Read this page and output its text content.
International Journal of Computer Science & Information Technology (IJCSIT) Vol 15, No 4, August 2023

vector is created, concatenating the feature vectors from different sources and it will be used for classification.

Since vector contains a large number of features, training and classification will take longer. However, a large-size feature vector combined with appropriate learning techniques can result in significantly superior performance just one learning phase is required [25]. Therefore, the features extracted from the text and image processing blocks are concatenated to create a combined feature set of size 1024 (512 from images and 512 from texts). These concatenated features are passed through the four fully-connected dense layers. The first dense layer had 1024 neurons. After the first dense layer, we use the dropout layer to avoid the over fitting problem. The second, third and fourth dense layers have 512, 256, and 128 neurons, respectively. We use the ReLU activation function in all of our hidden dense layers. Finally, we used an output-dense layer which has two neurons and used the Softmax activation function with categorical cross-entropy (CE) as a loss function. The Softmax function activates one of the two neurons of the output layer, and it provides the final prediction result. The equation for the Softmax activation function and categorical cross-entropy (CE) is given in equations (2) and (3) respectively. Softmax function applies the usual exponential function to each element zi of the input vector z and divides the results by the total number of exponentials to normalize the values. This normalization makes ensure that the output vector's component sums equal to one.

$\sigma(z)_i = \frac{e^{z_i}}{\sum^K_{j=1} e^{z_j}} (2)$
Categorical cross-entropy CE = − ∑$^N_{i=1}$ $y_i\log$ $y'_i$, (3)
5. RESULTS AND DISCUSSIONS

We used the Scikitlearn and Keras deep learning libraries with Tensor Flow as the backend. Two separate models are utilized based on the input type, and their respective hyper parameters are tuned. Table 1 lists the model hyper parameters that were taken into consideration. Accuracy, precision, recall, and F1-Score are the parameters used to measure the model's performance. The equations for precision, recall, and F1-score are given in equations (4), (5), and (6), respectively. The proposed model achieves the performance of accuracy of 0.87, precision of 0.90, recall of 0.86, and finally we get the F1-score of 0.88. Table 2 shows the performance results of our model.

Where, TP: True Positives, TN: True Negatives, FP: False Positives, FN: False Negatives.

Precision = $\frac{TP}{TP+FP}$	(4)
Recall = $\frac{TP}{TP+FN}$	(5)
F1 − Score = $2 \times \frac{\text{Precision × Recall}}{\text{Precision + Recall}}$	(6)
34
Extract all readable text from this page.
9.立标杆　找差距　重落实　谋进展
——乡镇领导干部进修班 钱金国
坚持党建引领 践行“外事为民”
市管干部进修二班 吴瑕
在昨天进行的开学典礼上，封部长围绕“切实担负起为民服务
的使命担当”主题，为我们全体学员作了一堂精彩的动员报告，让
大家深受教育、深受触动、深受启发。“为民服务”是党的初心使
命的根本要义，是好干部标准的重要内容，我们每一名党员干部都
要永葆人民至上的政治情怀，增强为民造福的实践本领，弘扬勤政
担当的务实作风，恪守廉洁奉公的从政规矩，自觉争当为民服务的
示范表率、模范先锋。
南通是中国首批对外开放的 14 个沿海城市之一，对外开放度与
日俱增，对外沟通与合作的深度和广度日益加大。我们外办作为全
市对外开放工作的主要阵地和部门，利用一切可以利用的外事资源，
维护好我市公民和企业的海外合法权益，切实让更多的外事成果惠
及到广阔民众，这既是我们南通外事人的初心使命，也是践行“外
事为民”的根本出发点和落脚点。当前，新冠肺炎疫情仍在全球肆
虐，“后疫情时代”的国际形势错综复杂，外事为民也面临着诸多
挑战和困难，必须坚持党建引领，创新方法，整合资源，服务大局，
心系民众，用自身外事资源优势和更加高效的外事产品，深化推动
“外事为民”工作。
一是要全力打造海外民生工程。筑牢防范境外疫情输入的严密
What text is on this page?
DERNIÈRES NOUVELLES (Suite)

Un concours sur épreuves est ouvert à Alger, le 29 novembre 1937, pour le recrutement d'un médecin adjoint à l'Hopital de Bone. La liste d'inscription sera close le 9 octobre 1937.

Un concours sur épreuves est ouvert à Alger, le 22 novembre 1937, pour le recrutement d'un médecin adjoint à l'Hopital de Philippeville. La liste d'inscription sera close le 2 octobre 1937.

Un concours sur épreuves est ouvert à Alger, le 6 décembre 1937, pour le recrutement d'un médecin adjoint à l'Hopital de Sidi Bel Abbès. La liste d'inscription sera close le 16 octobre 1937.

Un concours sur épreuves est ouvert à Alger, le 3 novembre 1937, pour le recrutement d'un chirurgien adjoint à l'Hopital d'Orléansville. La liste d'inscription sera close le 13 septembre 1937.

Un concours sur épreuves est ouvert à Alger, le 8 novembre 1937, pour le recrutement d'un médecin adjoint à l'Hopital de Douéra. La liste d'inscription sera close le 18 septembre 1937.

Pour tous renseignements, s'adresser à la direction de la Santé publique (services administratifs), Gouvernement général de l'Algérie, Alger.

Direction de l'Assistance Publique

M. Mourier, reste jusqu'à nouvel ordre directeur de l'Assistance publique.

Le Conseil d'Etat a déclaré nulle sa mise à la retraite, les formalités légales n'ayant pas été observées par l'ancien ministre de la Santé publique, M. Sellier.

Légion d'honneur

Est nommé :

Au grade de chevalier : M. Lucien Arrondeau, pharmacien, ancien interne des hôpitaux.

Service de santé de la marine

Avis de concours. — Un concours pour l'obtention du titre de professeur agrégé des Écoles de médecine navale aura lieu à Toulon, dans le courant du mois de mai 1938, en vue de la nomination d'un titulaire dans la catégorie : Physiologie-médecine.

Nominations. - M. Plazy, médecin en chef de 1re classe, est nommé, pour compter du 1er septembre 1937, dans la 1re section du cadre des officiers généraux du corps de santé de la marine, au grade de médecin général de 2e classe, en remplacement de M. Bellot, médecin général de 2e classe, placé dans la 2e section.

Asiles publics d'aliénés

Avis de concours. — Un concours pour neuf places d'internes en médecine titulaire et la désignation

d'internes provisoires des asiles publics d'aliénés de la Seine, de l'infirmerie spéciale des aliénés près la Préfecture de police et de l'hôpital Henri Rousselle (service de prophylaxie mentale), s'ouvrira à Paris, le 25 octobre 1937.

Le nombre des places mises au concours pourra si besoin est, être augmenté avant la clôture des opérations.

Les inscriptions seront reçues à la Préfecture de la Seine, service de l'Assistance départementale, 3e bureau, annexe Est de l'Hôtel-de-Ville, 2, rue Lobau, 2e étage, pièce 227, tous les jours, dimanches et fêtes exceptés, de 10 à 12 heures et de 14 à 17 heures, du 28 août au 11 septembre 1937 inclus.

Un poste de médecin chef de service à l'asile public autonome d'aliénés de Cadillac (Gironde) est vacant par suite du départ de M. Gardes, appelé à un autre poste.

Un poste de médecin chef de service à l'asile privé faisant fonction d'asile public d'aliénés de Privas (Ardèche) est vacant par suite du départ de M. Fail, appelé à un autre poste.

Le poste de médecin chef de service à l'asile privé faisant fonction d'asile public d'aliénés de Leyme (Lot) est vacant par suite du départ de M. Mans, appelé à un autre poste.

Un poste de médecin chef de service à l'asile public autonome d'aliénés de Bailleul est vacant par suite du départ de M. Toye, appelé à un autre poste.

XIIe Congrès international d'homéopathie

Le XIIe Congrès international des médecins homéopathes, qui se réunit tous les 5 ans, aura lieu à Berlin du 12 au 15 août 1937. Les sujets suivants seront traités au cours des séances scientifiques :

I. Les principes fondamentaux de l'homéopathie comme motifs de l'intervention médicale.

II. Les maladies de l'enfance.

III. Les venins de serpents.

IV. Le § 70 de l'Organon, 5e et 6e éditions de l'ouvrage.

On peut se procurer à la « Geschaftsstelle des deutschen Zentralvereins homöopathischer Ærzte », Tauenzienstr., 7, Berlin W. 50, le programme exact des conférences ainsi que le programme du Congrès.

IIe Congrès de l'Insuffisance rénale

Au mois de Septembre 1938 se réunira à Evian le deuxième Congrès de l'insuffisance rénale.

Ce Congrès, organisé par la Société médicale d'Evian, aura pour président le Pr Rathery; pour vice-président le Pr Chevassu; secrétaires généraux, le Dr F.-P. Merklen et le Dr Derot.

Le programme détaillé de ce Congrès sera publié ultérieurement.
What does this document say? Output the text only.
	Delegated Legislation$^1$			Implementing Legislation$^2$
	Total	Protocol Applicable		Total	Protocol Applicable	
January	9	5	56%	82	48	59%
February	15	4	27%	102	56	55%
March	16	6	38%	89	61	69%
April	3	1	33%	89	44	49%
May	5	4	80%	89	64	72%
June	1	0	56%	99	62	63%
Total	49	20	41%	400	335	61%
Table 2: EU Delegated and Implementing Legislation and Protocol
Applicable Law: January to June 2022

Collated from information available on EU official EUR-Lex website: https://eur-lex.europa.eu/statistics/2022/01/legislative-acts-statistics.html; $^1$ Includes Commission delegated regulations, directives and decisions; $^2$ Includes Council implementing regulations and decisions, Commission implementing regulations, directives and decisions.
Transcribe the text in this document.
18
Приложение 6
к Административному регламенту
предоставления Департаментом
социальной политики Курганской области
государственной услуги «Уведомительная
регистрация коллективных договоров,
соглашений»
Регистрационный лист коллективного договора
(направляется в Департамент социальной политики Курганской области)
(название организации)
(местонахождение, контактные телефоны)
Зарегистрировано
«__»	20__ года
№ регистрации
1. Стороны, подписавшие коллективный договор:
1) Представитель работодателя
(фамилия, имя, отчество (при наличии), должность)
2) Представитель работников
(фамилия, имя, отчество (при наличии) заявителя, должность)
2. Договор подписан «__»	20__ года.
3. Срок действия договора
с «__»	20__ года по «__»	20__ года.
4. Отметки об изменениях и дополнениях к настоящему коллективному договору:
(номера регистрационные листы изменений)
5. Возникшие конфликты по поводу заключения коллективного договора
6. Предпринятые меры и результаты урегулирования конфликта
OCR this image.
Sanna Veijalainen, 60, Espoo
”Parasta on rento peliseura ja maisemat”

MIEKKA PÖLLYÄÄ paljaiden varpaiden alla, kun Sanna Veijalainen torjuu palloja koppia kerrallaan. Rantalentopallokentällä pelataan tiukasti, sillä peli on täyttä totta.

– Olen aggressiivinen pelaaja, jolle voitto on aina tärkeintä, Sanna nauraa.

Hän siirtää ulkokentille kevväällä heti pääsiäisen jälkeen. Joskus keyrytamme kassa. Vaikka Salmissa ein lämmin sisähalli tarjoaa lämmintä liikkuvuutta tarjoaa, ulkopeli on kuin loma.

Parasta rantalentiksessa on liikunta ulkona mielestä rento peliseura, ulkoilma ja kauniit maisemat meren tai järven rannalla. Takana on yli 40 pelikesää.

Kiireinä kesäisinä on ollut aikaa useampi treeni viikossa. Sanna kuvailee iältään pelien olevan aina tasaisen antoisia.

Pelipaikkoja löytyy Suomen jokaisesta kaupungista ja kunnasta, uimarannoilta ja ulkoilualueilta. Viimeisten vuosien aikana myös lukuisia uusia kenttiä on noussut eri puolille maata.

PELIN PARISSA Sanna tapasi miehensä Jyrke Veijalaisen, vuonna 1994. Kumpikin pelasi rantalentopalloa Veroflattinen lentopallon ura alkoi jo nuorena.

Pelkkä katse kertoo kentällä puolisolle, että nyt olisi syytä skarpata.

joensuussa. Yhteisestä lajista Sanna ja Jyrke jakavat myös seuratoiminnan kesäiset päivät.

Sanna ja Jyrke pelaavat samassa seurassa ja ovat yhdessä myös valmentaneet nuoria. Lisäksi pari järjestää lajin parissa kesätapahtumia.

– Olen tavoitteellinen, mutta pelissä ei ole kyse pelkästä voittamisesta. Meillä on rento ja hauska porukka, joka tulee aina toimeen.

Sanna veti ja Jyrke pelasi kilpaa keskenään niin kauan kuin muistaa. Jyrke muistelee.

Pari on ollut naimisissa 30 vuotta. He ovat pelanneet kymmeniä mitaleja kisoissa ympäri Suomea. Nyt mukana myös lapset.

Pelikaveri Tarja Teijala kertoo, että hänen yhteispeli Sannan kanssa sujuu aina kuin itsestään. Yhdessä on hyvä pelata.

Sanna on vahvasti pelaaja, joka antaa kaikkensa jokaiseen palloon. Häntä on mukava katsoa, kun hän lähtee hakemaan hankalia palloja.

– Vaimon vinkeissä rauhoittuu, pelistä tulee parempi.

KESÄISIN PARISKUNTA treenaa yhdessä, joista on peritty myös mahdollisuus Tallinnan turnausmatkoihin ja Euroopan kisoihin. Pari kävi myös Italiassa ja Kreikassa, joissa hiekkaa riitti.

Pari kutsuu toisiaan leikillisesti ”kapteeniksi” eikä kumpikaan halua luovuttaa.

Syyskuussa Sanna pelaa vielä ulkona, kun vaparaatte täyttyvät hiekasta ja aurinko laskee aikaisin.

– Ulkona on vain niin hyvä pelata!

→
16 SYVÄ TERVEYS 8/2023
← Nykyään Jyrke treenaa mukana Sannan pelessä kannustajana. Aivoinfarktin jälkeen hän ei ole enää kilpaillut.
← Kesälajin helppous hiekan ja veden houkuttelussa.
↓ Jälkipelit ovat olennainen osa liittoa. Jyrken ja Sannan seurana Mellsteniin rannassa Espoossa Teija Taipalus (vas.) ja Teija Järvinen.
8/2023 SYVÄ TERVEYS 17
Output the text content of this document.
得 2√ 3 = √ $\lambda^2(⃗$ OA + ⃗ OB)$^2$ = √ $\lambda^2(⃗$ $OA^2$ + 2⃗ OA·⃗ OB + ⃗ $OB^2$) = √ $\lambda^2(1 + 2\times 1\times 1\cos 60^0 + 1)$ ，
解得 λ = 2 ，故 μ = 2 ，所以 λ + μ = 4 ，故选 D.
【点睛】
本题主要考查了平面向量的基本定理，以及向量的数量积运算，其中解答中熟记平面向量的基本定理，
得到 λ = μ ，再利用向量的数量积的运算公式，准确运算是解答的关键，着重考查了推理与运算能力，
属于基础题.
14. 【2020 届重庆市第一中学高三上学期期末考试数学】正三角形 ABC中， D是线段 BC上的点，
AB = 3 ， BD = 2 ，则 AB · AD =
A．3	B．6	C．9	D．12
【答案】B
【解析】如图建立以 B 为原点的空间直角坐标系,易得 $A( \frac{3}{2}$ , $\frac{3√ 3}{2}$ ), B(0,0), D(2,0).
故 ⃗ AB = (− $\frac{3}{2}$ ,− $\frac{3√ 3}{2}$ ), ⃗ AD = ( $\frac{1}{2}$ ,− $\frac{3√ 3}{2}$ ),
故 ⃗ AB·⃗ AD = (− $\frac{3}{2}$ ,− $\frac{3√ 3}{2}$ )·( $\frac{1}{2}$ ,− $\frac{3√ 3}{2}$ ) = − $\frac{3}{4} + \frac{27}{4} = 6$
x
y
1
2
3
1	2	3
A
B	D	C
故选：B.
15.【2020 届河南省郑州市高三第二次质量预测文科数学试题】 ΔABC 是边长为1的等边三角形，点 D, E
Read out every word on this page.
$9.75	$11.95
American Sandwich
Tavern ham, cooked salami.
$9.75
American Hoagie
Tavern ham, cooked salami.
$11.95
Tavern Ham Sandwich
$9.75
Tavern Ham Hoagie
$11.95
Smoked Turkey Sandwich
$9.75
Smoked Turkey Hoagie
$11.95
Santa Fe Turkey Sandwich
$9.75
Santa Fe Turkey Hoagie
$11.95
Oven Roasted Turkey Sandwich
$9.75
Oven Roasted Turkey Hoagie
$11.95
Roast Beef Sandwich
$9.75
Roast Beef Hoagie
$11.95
++++++++++++++++++++
▸ **What is asked**: Each line with the string "appelé" in it needs to be found and copied.

▸ **Exercise response**:
Un poste de médecin chef de service à l'asile public autonome d'aliénés de Cadillac (Gironde) est vacant par suite du départ de M. Gardes, appelé à un autre poste.
Un poste de médecin chef de service à l'asile privé faisant fonction d'asile public d'aliénés de Privas (Ardèche) est vacant par suite du départ de M. Fail, appelé à un autre poste.
Le poste de médecin chef de service à l'asile privé faisant fonction d'asile public d'aliénés de Leyme (Lot) est vacant par suite du départ de M. Mans, appelé à un autre poste.
Un poste de médecin chef de service à l'asile public autonome d'aliénés de Bailleul est vacant par suite du départ de M. Toye, appelé à un autre poste.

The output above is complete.